#### Records for this exercise:
____________
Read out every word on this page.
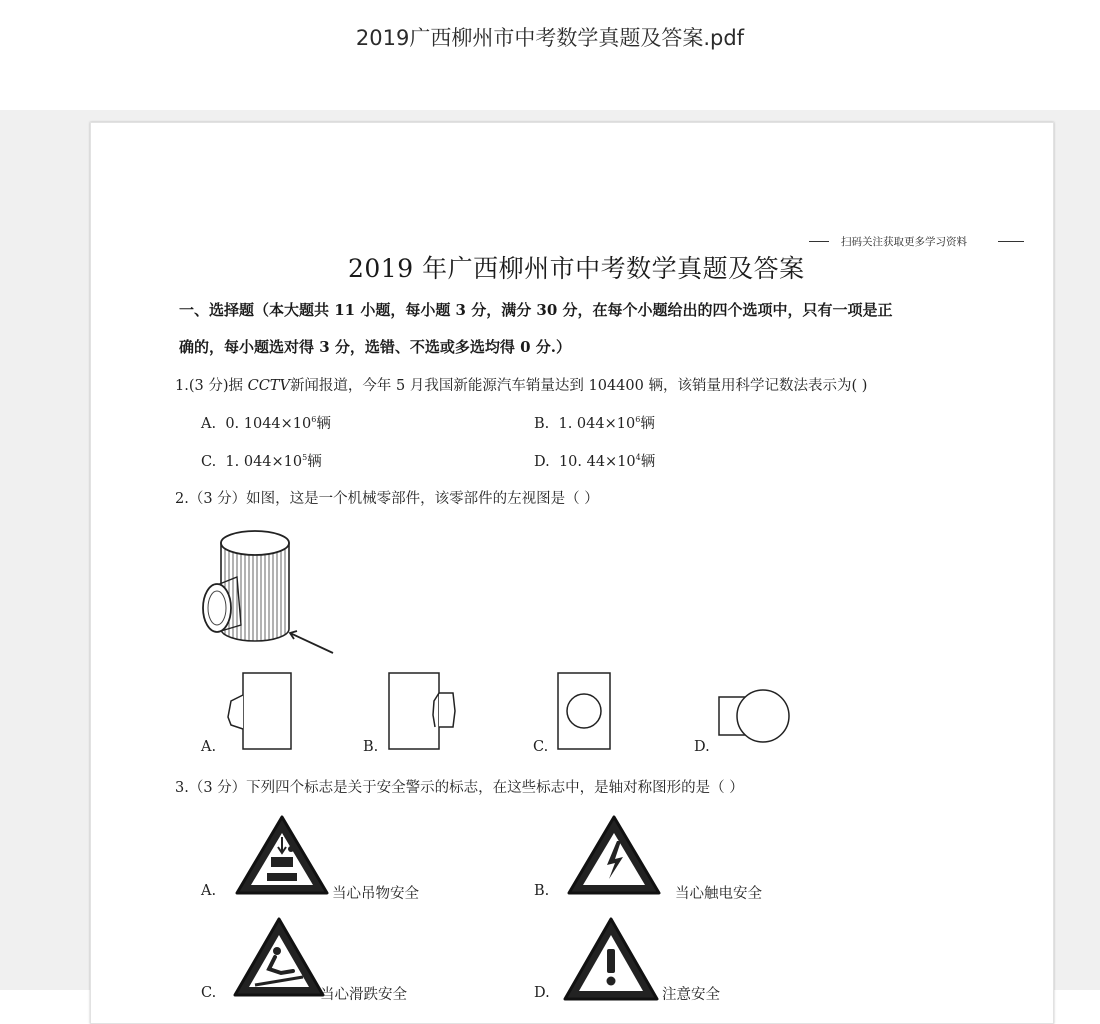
2019广西柳州市中考数学真题及答案.pdf
扫码关注获取更多学习资料
2019 年广西柳州市中考数学真题及答案
一、选择题（本大题共 11 小题，每小题 3 分，满分 30 分，在每个小题给出的四个选项中，只有一项是正
确的，每小题选对得 3 分，选错、不选或多选均得 0 分.）
1.(3 分)据 CCTV新闻报道，今年 5 月我国新能源汽车销量达到 104400 辆，该销量用科学记数法表示为( )
A. 0. $1044\times 10^6$辆	B. 1. $044\times 10^6$辆
C. 1. $044\times 10^5$辆	D. 10. $44\times 10^4$辆
2.（3 分）如图，这是一个机械零部件，该零部件的左视图是（ ）
A.	B.	C.	D.
3.（3 分）下列四个标志是关于安全警示的标志，在这些标志中，是轴对称图形的是（ ）
A.	当心吊物安全	B.	当心触电安全
C.	当心滑跌安全	D.	注意安全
____________
#### Goal:
Determine the number of lines in the listing that contain the string "times". Write that number and nothing else.

#### Output for this exercise:
2